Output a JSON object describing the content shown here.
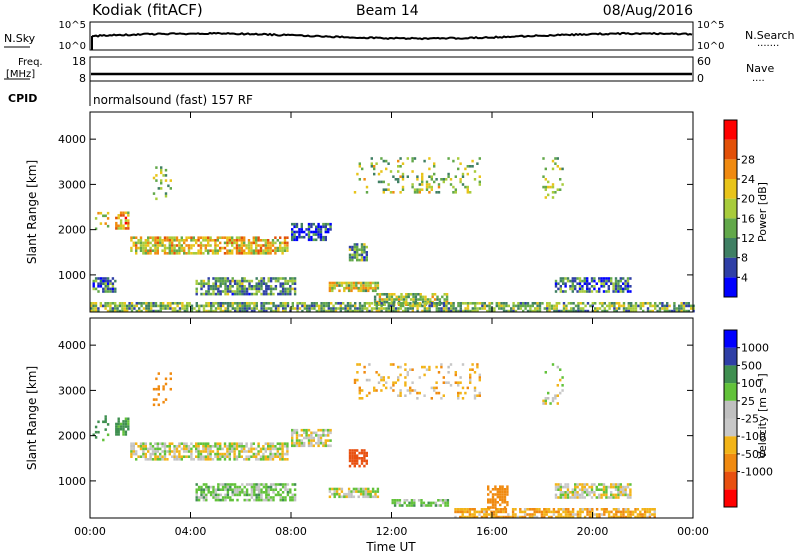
{
  "header": {
    "station": "Kodiak (fitACF)",
    "beam": "Beam 14",
    "date": "08/Aug/2016"
  },
  "top_panels": {
    "nsky": {
      "left_label": "N.Sky",
      "left_ticks": [
        "10^5",
        "10^0"
      ],
      "right_ticks": [
        "10^5",
        "10^0"
      ],
      "right_label": "N.Search",
      "right_marker": "·······"
    },
    "freq": {
      "left_label_1": "Freq.",
      "left_label_2": "[MHz]",
      "left_ticks": [
        "18",
        "8"
      ],
      "right_ticks": [
        "60",
        "0"
      ],
      "right_label": "Nave",
      "right_marker": "····"
    },
    "cpid": {
      "label": "CPID",
      "program": "normalsound (fast) 157 RF"
    }
  },
  "colors": {
    "power_scale": [
      "#0000ff",
      "#2f3fa6",
      "#3f7f63",
      "#62a84a",
      "#a8cc3c",
      "#e8c41a",
      "#f08a10",
      "#e25008",
      "#ff0000"
    ],
    "velocity_scale": [
      "#ff0000",
      "#e85010",
      "#f08a10",
      "#f2b418",
      "#c8c8c8",
      "#c0c0c0",
      "#62c23a",
      "#3f8f50",
      "#2f3fa6",
      "#0000ff"
    ]
  },
  "chart_data": [
    {
      "type": "heatmap",
      "name": "power",
      "ylabel": "Slant Range [km]",
      "yticks": [
        "1000",
        "2000",
        "3000",
        "4000"
      ],
      "ylim": [
        180,
        4600
      ],
      "xlim": [
        0,
        24
      ],
      "colorbar": {
        "label": "Power [dB]",
        "ticks": [
          "4",
          "8",
          "12",
          "16",
          "20",
          "24",
          "28"
        ],
        "range": [
          0,
          30
        ]
      },
      "regions": [
        {
          "t0": 0.1,
          "t1": 0.7,
          "r0": 1900,
          "r1": 2450,
          "v": 16
        },
        {
          "t0": 1.0,
          "t1": 1.5,
          "r0": 2000,
          "r1": 2400,
          "v": 20
        },
        {
          "t0": 1.6,
          "t1": 7.9,
          "r0": 1500,
          "r1": 1850,
          "v": 18
        },
        {
          "t0": 8.0,
          "t1": 9.6,
          "r0": 1800,
          "r1": 2150,
          "v": 6
        },
        {
          "t0": 10.3,
          "t1": 11.0,
          "r0": 1350,
          "r1": 1700,
          "v": 10
        },
        {
          "t0": 0.1,
          "t1": 1.0,
          "r0": 650,
          "r1": 950,
          "v": 8
        },
        {
          "t0": 4.2,
          "t1": 8.2,
          "r0": 550,
          "r1": 950,
          "v": 10
        },
        {
          "t0": 9.5,
          "t1": 11.5,
          "r0": 650,
          "r1": 850,
          "v": 16
        },
        {
          "t0": 11.3,
          "t1": 14.2,
          "r0": 350,
          "r1": 600,
          "v": 14
        },
        {
          "t0": 18.5,
          "t1": 21.5,
          "r0": 650,
          "r1": 950,
          "v": 8
        },
        {
          "t0": 0.0,
          "t1": 24.0,
          "r0": 200,
          "r1": 400,
          "v": 12
        },
        {
          "t0": 2.5,
          "t1": 3.2,
          "r0": 2700,
          "r1": 3400,
          "v": 14
        },
        {
          "t0": 10.5,
          "t1": 15.5,
          "r0": 2800,
          "r1": 3600,
          "v": 14
        },
        {
          "t0": 18.0,
          "t1": 18.8,
          "r0": 2700,
          "r1": 3600,
          "v": 14
        }
      ]
    },
    {
      "type": "heatmap",
      "name": "velocity",
      "ylabel": "Slant Range [km]",
      "xlabel": "Time UT",
      "xticks": [
        "00:00",
        "04:00",
        "08:00",
        "12:00",
        "16:00",
        "20:00",
        "00:00"
      ],
      "xlim": [
        0,
        24
      ],
      "yticks": [
        "1000",
        "2000",
        "3000",
        "4000"
      ],
      "ylim": [
        180,
        4600
      ],
      "colorbar": {
        "label": "Velocity [m s⁻¹]",
        "ticks": [
          "1000",
          "500",
          "100",
          "25",
          "-25",
          "-100",
          "-500",
          "-1000"
        ]
      },
      "regions": [
        {
          "t0": 0.1,
          "t1": 0.7,
          "r0": 1900,
          "r1": 2450,
          "v": 150
        },
        {
          "t0": 1.0,
          "t1": 1.5,
          "r0": 2000,
          "r1": 2400,
          "v": 150
        },
        {
          "t0": 1.6,
          "t1": 7.9,
          "r0": 1500,
          "r1": 1850,
          "v": 0
        },
        {
          "t0": 8.0,
          "t1": 9.6,
          "r0": 1800,
          "r1": 2150,
          "v": 0
        },
        {
          "t0": 10.3,
          "t1": 11.0,
          "r0": 1350,
          "r1": 1700,
          "v": -600
        },
        {
          "t0": 4.2,
          "t1": 8.2,
          "r0": 550,
          "r1": 950,
          "v": 50
        },
        {
          "t0": 9.5,
          "t1": 11.5,
          "r0": 650,
          "r1": 850,
          "v": 0
        },
        {
          "t0": 12.0,
          "t1": 14.2,
          "r0": 450,
          "r1": 600,
          "v": 60
        },
        {
          "t0": 18.5,
          "t1": 21.5,
          "r0": 650,
          "r1": 950,
          "v": 0
        },
        {
          "t0": 14.5,
          "t1": 22.5,
          "r0": 200,
          "r1": 400,
          "v": -80
        },
        {
          "t0": 15.8,
          "t1": 16.6,
          "r0": 400,
          "r1": 900,
          "v": -200
        },
        {
          "t0": 2.5,
          "t1": 3.2,
          "r0": 2700,
          "r1": 3400,
          "v": -200
        },
        {
          "t0": 10.5,
          "t1": 15.5,
          "r0": 2800,
          "r1": 3600,
          "v": -60
        },
        {
          "t0": 18.0,
          "t1": 18.8,
          "r0": 2700,
          "r1": 3600,
          "v": 0
        }
      ]
    }
  ]
}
========================================
== WRITTEN REQUEST ==
Pictures stay out; reproduce every line of the records exactly.

== ANSWER BELOW ==
Output a JSON object describing the content shown here.
{
  "header": {
    "station": "Kodiak (fitACF)",
    "beam": "Beam 14",
    "date": "08/Aug/2016"
  },
  "top_panels": {
    "nsky": {
      "left_label": "N.Sky",
      "left_ticks": [
        "10^5",
        "10^0"
      ],
      "right_ticks": [
        "10^5",
        "10^0"
      ],
      "right_label": "N.Search",
      "right_marker": "·······"
    },
    "freq": {
      "left_label_1": "Freq.",
      "left_label_2": "[MHz]",
      "left_ticks": [
        "18",
        "8"
      ],
      "right_ticks": [
        "60",
        "0"
      ],
      "right_label": "Nave",
      "right_marker": "····"
    },
    "cpid": {
      "label": "CPID",
      "program": "normalsound (fast) 157 RF"
    }
  },
  "colors": {
    "power_scale": [
      "#0000ff",
      "#2f3fa6",
      "#3f7f63",
      "#62a84a",
      "#a8cc3c",
      "#e8c41a",
      "#f08a10",
      "#e25008",
      "#ff0000"
    ],
    "velocity_scale": [
      "#ff0000",
      "#e85010",
      "#f08a10",
      "#f2b418",
      "#c8c8c8",
      "#c0c0c0",
      "#62c23a",
      "#3f8f50",
      "#2f3fa6",
      "#0000ff"
    ]
  },
  "chart_data": [
    {
      "type": "heatmap",
      "name": "power",
      "ylabel": "Slant Range [km]",
      "yticks": [
        "1000",
        "2000",
        "3000",
        "4000"
      ],
      "ylim": [
        180,
        4600
      ],
      "xlim": [
        0,
        24
      ],
      "colorbar": {
        "label": "Power [dB]",
        "ticks": [
          "4",
          "8",
          "12",
          "16",
          "20",
          "24",
          "28"
        ],
        "range": [
          0,
          30
        ]
      },
      "regions": [
        {
          "t0": 0.1,
          "t1": 0.7,
          "r0": 1900,
          "r1": 2450,
          "v": 16
        },
        {
          "t0": 1.0,
          "t1": 1.5,
          "r0": 2000,
          "r1": 2400,
          "v": 20
        },
        {
          "t0": 1.6,
          "t1": 7.9,
          "r0": 1500,
          "r1": 1850,
          "v": 18
        },
        {
          "t0": 8.0,
          "t1": 9.6,
          "r0": 1800,
          "r1": 2150,
          "v": 6
        },
        {
          "t0": 10.3,
          "t1": 11.0,
          "r0": 1350,
          "r1": 1700,
          "v": 10
        },
        {
          "t0": 0.1,
          "t1": 1.0,
          "r0": 650,
          "r1": 950,
          "v": 8
        },
        {
          "t0": 4.2,
          "t1": 8.2,
          "r0": 550,
          "r1": 950,
          "v": 10
        },
        {
          "t0": 9.5,
          "t1": 11.5,
          "r0": 650,
          "r1": 850,
          "v": 16
        },
        {
          "t0": 11.3,
          "t1": 14.2,
          "r0": 350,
          "r1": 600,
          "v": 14
        },
        {
          "t0": 18.5,
          "t1": 21.5,
          "r0": 650,
          "r1": 950,
          "v": 8
        },
        {
          "t0": 0.0,
          "t1": 24.0,
          "r0": 200,
          "r1": 400,
          "v": 12
        },
        {
          "t0": 2.5,
          "t1": 3.2,
          "r0": 2700,
          "r1": 3400,
          "v": 14
        },
        {
          "t0": 10.5,
          "t1": 15.5,
          "r0": 2800,
          "r1": 3600,
          "v": 14
        },
        {
          "t0": 18.0,
          "t1": 18.8,
          "r0": 2700,
          "r1": 3600,
          "v": 14
        }
      ]
    },
    {
      "type": "heatmap",
      "name": "velocity",
      "ylabel": "Slant Range [km]",
      "xlabel": "Time UT",
      "xticks": [
        "00:00",
        "04:00",
        "08:00",
        "12:00",
        "16:00",
        "20:00",
        "00:00"
      ],
      "xlim": [
        0,
        24
      ],
      "yticks": [
        "1000",
        "2000",
        "3000",
        "4000"
      ],
      "ylim": [
        180,
        4600
      ],
      "colorbar": {
        "label": "Velocity [m s⁻¹]",
        "ticks": [
          "1000",
          "500",
          "100",
          "25",
          "-25",
          "-100",
          "-500",
          "-1000"
        ]
      },
      "regions": [
        {
          "t0": 0.1,
          "t1": 0.7,
          "r0": 1900,
          "r1": 2450,
          "v": 150
        },
        {
          "t0": 1.0,
          "t1": 1.5,
          "r0": 2000,
          "r1": 2400,
          "v": 150
        },
        {
          "t0": 1.6,
          "t1": 7.9,
          "r0": 1500,
          "r1": 1850,
          "v": 0
        },
        {
          "t0": 8.0,
          "t1": 9.6,
          "r0": 1800,
          "r1": 2150,
          "v": 0
        },
        {
          "t0": 10.3,
          "t1": 11.0,
          "r0": 1350,
          "r1": 1700,
          "v": -600
        },
        {
          "t0": 4.2,
          "t1": 8.2,
          "r0": 550,
          "r1": 950,
          "v": 50
        },
        {
          "t0": 9.5,
          "t1": 11.5,
          "r0": 650,
          "r1": 850,
          "v": 0
        },
        {
          "t0": 12.0,
          "t1": 14.2,
          "r0": 450,
          "r1": 600,
          "v": 60
        },
        {
          "t0": 18.5,
          "t1": 21.5,
          "r0": 650,
          "r1": 950,
          "v": 0
        },
        {
          "t0": 14.5,
          "t1": 22.5,
          "r0": 200,
          "r1": 400,
          "v": -80
        },
        {
          "t0": 15.8,
          "t1": 16.6,
          "r0": 400,
          "r1": 900,
          "v": -200
        },
        {
          "t0": 2.5,
          "t1": 3.2,
          "r0": 2700,
          "r1": 3400,
          "v": -200
        },
        {
          "t0": 10.5,
          "t1": 15.5,
          "r0": 2800,
          "r1": 3600,
          "v": -60
        },
        {
          "t0": 18.0,
          "t1": 18.8,
          "r0": 2700,
          "r1": 3600,
          "v": 0
        }
      ]
    }
  ]
}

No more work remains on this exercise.